Task requirements: Please give the count of lines holding the string "Accuracy" and nothing besides.

Dataset entries on figures:

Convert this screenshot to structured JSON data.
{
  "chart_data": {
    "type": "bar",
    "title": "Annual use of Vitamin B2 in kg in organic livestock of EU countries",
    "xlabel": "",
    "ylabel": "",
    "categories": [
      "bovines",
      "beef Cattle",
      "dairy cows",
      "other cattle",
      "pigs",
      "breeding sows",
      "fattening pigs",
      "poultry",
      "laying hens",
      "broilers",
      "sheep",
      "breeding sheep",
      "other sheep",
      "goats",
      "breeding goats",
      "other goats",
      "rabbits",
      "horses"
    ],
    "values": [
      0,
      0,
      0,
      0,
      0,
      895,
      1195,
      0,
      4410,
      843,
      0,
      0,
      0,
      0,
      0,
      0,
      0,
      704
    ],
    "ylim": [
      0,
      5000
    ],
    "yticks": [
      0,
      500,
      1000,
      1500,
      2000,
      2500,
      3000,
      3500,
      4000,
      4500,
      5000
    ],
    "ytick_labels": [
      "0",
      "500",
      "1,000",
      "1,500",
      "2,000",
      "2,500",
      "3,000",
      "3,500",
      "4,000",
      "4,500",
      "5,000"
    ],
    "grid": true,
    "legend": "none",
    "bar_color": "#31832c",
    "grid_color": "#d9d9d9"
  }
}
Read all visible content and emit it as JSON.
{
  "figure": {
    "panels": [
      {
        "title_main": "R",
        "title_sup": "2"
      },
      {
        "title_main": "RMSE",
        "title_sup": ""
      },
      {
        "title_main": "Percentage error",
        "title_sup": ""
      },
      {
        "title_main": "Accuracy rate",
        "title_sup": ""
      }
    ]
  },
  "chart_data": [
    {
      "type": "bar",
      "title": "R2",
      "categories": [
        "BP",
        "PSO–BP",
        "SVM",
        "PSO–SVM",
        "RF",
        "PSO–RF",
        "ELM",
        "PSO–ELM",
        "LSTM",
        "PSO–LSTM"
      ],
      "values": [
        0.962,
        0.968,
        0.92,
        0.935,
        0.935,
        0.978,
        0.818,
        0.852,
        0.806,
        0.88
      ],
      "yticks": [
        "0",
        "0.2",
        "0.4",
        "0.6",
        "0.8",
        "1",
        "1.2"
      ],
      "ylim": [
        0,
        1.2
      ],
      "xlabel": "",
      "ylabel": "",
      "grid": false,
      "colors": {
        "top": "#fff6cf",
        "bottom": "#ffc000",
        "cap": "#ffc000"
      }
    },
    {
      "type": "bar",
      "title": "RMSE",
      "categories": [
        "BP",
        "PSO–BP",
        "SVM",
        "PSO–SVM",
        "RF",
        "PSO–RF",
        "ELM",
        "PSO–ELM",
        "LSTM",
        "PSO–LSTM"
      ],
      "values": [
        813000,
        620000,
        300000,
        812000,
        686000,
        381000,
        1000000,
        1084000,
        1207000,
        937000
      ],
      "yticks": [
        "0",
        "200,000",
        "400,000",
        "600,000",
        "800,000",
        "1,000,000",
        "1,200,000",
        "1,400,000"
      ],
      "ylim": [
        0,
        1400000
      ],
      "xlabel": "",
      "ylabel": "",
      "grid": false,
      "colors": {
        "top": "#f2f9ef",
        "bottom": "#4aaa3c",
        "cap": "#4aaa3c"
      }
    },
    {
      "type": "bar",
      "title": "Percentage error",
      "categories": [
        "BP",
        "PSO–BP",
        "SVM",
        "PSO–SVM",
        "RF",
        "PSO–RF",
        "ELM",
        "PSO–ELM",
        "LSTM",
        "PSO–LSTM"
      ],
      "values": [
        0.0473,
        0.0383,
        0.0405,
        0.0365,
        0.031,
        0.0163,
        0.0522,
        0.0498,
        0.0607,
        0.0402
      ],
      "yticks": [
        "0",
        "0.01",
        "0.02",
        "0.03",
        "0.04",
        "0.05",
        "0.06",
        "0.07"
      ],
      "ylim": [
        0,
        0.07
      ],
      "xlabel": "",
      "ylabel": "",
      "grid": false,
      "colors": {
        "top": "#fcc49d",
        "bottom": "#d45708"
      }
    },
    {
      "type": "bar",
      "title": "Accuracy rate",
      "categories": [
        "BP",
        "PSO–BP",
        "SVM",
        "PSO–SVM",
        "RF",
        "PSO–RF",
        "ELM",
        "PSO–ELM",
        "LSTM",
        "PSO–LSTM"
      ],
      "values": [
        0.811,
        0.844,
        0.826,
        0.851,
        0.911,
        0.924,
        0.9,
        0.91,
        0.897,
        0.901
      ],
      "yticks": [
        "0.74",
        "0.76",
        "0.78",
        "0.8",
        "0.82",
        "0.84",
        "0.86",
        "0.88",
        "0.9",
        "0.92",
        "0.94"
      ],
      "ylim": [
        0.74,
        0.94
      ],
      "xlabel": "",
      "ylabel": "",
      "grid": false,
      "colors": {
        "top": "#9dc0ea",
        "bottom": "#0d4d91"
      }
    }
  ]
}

Task answer: 2